▶ _What to do_: Search the material and gather each line with "完成下面小题" in it.

▶ _Data records_:
───

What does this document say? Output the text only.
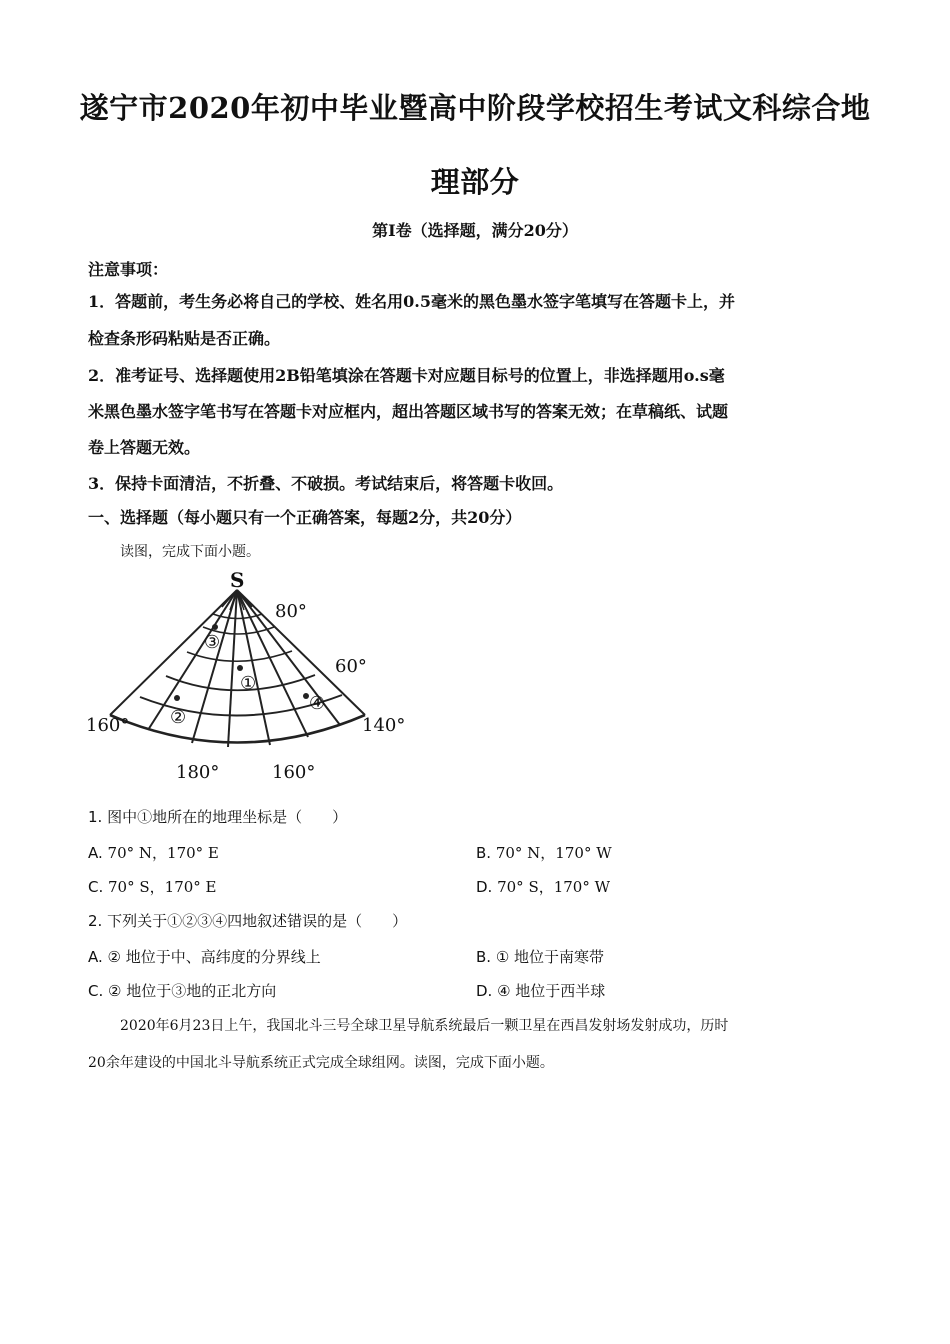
遂宁市2020年初中毕业暨高中阶段学校招生考试文科综合地
理部分
第Ⅰ卷（选择题，满分20分）
注意事项：
1．答题前，考生务必将自己的学校、姓名用0.5毫米的黑色墨水签字笔填写在答题卡上，并
检查条形码粘贴是否正确。
2．准考证号、选择题使用2B铅笔填涂在答题卡对应题目标号的位置上，非选择题用o.s毫
米黑色墨水签字笔书写在答题卡对应框内，超出答题区域书写的答案无效；在草稿纸、试题
卷上答题无效。
3．保持卡面清洁，不折叠、不破损。考试结束后，将答题卡收回。
一、选择题（每小题只有一个正确答案，每题2分，共20分）
读图，完成下面小题。
S
80°
60°
160°	140°
180°	160°
③
①
②
④
1. 图中①地所在的地理坐标是（　　）
A. 70° N，170° E	B. 70° N，170° W
C. 70° S，170° E	D. 70° S，170° W
2. 下列关于①②③④四地叙述错误的是（　　）
A. ② 地位于中、高纬度的分界线上	B. ① 地位于南寒带
C. ② 地位于③地的正北方向	D. ④ 地位于西半球
2020年6月23日上午，我国北斗三号全球卫星导航系统最后一颗卫星在西昌发射场发射成功，历时
20余年建设的中国北斗导航系统正式完成全球组网。读图，完成下面小题。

───

▶ _Result of the task_:
读图，完成下面小题。
20余年建设的中国北斗导航系统正式完成全球组网。读图，完成下面小题。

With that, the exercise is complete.